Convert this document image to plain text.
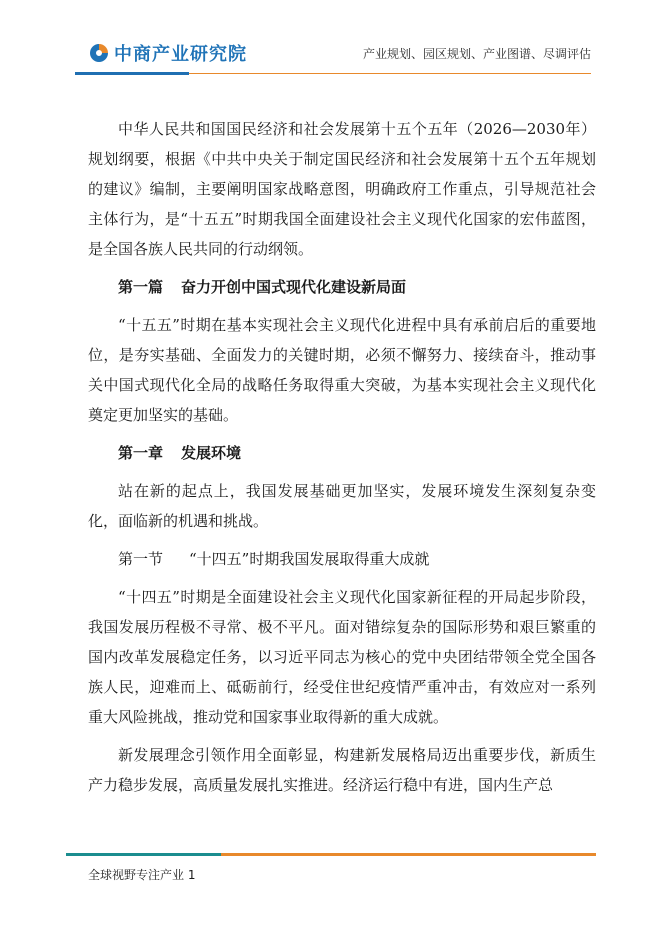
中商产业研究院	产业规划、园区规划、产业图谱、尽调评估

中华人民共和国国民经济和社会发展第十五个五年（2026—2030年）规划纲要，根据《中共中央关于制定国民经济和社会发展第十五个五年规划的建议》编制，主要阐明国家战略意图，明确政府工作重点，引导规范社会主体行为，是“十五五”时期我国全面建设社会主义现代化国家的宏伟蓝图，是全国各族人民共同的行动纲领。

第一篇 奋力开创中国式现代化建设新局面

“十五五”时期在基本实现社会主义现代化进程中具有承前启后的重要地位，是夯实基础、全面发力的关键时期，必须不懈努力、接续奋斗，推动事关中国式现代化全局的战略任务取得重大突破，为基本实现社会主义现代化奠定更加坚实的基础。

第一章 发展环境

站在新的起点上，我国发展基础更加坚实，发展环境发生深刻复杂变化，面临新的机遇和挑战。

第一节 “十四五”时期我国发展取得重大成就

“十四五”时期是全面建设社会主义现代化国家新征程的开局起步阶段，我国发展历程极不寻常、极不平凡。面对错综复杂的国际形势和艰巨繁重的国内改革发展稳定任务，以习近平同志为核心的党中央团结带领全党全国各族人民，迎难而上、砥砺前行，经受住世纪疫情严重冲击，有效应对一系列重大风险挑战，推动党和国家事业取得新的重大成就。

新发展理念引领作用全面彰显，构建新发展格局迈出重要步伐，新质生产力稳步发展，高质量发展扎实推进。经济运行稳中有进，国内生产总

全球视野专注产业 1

==

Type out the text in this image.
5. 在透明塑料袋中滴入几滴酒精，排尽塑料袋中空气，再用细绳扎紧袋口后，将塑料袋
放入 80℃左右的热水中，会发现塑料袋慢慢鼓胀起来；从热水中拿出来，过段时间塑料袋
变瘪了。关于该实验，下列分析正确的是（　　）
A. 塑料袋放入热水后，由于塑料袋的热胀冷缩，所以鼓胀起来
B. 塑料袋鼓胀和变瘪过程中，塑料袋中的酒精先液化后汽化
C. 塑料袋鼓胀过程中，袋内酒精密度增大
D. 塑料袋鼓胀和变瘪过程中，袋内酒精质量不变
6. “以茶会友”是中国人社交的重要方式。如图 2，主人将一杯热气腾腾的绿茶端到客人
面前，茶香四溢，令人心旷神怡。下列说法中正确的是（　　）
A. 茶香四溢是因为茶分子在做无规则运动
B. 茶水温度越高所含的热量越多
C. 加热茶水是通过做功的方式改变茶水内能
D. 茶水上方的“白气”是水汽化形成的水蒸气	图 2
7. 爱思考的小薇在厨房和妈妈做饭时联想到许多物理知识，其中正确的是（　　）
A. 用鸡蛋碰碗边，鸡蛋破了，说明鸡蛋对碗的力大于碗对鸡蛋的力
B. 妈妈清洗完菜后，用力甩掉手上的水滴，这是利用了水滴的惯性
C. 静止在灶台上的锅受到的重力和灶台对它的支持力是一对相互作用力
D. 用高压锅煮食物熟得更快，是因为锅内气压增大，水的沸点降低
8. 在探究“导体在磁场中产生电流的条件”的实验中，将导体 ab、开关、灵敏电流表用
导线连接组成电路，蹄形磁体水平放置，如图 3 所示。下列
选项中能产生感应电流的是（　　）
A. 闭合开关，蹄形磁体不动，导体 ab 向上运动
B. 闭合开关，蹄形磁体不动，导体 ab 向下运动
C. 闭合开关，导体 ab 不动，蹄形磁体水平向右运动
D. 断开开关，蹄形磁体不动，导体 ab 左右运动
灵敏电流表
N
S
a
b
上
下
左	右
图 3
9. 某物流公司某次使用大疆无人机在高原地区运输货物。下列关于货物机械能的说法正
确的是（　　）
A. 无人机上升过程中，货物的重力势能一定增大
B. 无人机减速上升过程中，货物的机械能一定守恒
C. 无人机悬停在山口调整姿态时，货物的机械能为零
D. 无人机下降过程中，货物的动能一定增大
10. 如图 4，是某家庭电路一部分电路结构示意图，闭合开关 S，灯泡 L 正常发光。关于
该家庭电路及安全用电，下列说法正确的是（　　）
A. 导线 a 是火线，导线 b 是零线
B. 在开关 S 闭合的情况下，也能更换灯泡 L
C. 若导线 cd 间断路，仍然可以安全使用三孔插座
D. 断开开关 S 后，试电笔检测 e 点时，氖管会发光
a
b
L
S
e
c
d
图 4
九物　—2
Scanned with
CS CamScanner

What you should do:
Extract all lines from the material above that include the word "蹄形磁体不动".

Exercise output:
A. 闭合开关，蹄形磁体不动，导体 ab 向上运动
B. 闭合开关，蹄形磁体不动，导体 ab 向下运动
D. 断开开关，蹄形磁体不动，导体 ab 左右运动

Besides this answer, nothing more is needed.